>> start GIVEN RECORDS
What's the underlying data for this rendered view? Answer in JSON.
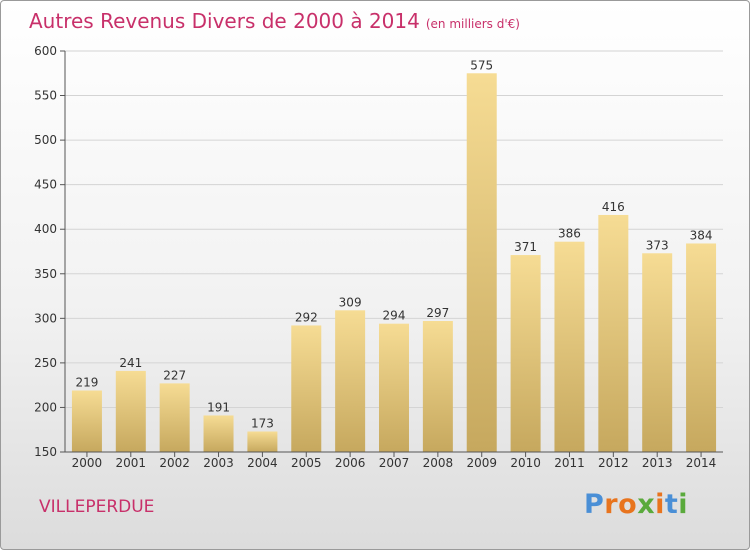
{
  "chart_data": {
    "type": "bar",
    "title": "Autres Revenus Divers de 2000 à 2014",
    "unit_note": "(en milliers d'€)",
    "categories": [
      "2000",
      "2001",
      "2002",
      "2003",
      "2004",
      "2005",
      "2006",
      "2007",
      "2008",
      "2009",
      "2010",
      "2011",
      "2012",
      "2013",
      "2014"
    ],
    "values": [
      219,
      241,
      227,
      191,
      173,
      292,
      309,
      294,
      297,
      575,
      371,
      386,
      416,
      373,
      384
    ],
    "ylim": [
      150,
      600
    ],
    "yticks": [
      150,
      200,
      250,
      300,
      350,
      400,
      450,
      500,
      550,
      600
    ],
    "grid": true,
    "bar_color": "#e8cc7a",
    "text_color": "#c8306a"
  },
  "location": "VILLEPERDUE",
  "logo": {
    "text": "Proxiti",
    "letter_colors": [
      "#4a8fd6",
      "#e8741e",
      "#e8741e",
      "#5aaa3c",
      "#e8741e",
      "#4a8fd6",
      "#5aaa3c"
    ]
  }
}
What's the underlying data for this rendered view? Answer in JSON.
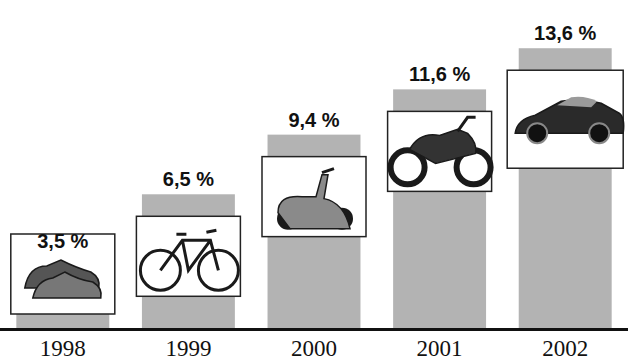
{
  "chart_data": {
    "type": "bar",
    "categories": [
      "1998",
      "1999",
      "2000",
      "2001",
      "2002"
    ],
    "values": [
      3.5,
      6.5,
      9.4,
      11.6,
      13.6
    ],
    "value_labels": [
      "3,5 %",
      "6,5 %",
      "9,4 %",
      "11,6 %",
      "13,6 %"
    ],
    "color": "#b3b3b3",
    "ylim": [
      0,
      14
    ],
    "data_labels": true,
    "tick_labels": "x",
    "grid": false
  }
}
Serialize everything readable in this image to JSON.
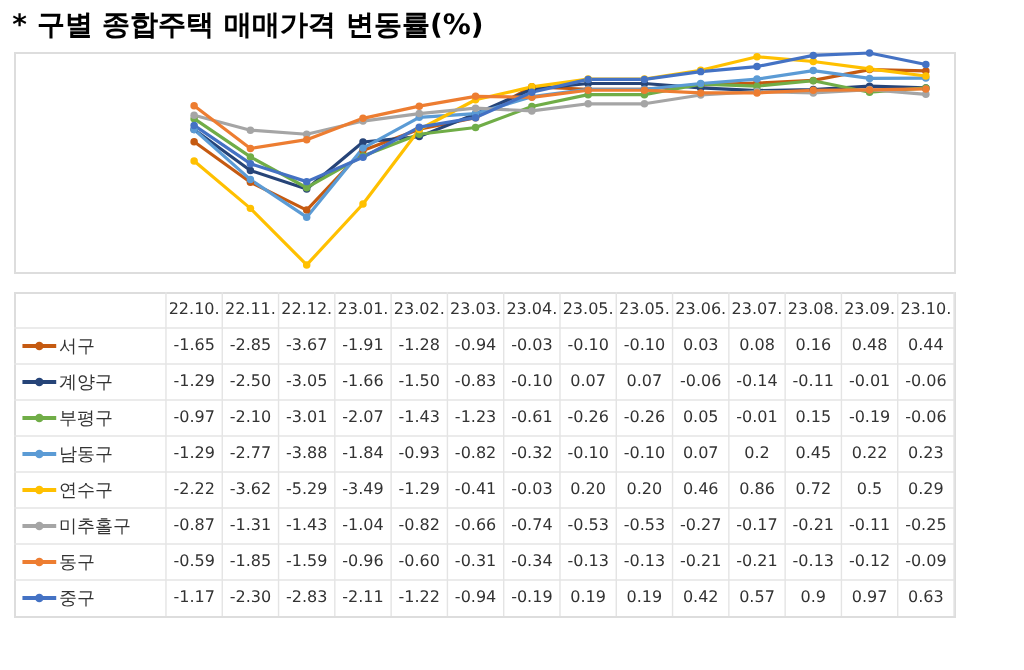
>> end GIVEN RECORDS
■ **THE EXERCISE**:
Output each line exactly; omit every picture.

■ **SOLVED PROBLEM**:
What's the underlying data for this rendered view? Answer in JSON.
{
  "chart_data": {
    "type": "bar",
    "title": "Autres Revenus Divers de 2000 à 2014",
    "unit_note": "(en milliers d'€)",
    "categories": [
      "2000",
      "2001",
      "2002",
      "2003",
      "2004",
      "2005",
      "2006",
      "2007",
      "2008",
      "2009",
      "2010",
      "2011",
      "2012",
      "2013",
      "2014"
    ],
    "values": [
      219,
      241,
      227,
      191,
      173,
      292,
      309,
      294,
      297,
      575,
      371,
      386,
      416,
      373,
      384
    ],
    "ylim": [
      150,
      600
    ],
    "yticks": [
      150,
      200,
      250,
      300,
      350,
      400,
      450,
      500,
      550,
      600
    ],
    "grid": true,
    "bar_color": "#e8cc7a",
    "text_color": "#c8306a"
  },
  "location": "VILLEPERDUE",
  "logo": {
    "text": "Proxiti",
    "letter_colors": [
      "#4a8fd6",
      "#e8741e",
      "#e8741e",
      "#5aaa3c",
      "#e8741e",
      "#4a8fd6",
      "#5aaa3c"
    ]
  }
}
What's the underlying data for this rendered view? Answer in JSON.
{
  "chart_data": {
    "type": "bar",
    "categories": [
      "1998",
      "1999",
      "2000",
      "2001",
      "2002"
    ],
    "values": [
      3.5,
      6.5,
      9.4,
      11.6,
      13.6
    ],
    "value_labels": [
      "3,5 %",
      "6,5 %",
      "9,4 %",
      "11,6 %",
      "13,6 %"
    ],
    "color": "#b3b3b3",
    "ylim": [
      0,
      14
    ],
    "data_labels": true,
    "tick_labels": "x",
    "grid": false
  }
}
Serialize everything readable in this image to JSON.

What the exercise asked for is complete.